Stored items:
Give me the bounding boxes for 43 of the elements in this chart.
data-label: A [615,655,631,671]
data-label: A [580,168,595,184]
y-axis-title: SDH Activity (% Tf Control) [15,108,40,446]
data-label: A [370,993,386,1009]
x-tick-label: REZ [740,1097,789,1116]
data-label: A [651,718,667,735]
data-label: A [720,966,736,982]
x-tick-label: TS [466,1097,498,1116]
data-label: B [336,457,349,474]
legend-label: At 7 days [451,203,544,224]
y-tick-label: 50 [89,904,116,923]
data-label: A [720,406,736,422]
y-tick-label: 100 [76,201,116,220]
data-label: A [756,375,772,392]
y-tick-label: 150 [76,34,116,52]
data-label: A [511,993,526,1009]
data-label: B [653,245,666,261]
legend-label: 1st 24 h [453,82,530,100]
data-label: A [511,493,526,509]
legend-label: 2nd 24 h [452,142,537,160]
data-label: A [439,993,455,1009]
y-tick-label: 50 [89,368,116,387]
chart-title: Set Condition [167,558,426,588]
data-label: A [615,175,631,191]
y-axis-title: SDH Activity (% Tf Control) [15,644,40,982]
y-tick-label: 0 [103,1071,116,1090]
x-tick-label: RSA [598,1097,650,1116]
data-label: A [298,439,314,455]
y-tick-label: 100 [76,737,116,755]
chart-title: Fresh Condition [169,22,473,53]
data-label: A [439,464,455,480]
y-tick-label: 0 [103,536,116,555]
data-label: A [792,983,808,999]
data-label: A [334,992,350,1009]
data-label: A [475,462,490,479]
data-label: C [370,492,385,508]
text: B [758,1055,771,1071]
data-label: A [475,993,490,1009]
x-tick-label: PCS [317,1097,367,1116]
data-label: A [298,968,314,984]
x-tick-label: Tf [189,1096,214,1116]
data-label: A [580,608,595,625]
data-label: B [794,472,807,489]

TASK GOAL
Rewrite every line of the entries above as a numbered list, leaving out any blank lines.

REPLY
1. Give me the bounding boxes for 43 of the elements in this chart.
2. data-label: A [615,655,631,671]
3. data-label: A [580,168,595,184]
4. y-axis-title: SDH Activity (% Tf Control) [15,108,40,446]
5. data-label: A [370,993,386,1009]
6. x-tick-label: REZ [740,1097,789,1116]
7. data-label: A [651,718,667,735]
8. data-label: A [720,966,736,982]
9. x-tick-label: TS [466,1097,498,1116]
10. data-label: B [336,457,349,474]
11. legend-label: At 7 days [451,203,544,224]
12. y-tick-label: 50 [89,904,116,923]
13. data-label: A [720,406,736,422]
14. y-tick-label: 100 [76,201,116,220]
15. data-label: A [756,375,772,392]
16. y-tick-label: 150 [76,34,116,52]
17. data-label: A [511,993,526,1009]
18. data-label: B [653,245,666,261]
19. legend-label: 1st 24 h [453,82,530,100]
20. data-label: A [511,493,526,509]
21. legend-label: 2nd 24 h [452,142,537,160]
22. data-label: A [439,993,455,1009]
23. y-tick-label: 50 [89,368,116,387]
24. chart-title: Set Condition [167,558,426,588]
25. data-label: A [615,175,631,191]
26. y-axis-title: SDH Activity (% Tf Control) [15,644,40,982]
27. y-tick-label: 0 [103,1071,116,1090]
28. x-tick-label: RSA [598,1097,650,1116]
29. data-label: A [298,439,314,455]
30. y-tick-label: 100 [76,737,116,755]
31. chart-title: Fresh Condition [169,22,473,53]
32. data-label: A [439,464,455,480]
33. y-tick-label: 0 [103,536,116,555]
34. data-label: A [792,983,808,999]
35. data-label: A [334,992,350,1009]
36. data-label: A [475,462,490,479]
37. data-label: C [370,492,385,508]
38. text: B [758,1055,771,1071]
39. data-label: A [475,993,490,1009]
40. x-tick-label: PCS [317,1097,367,1116]
41. data-label: A [298,968,314,984]
42. x-tick-label: Tf [189,1096,214,1116]
43. data-label: A [580,608,595,625]
44. data-label: B [794,472,807,489]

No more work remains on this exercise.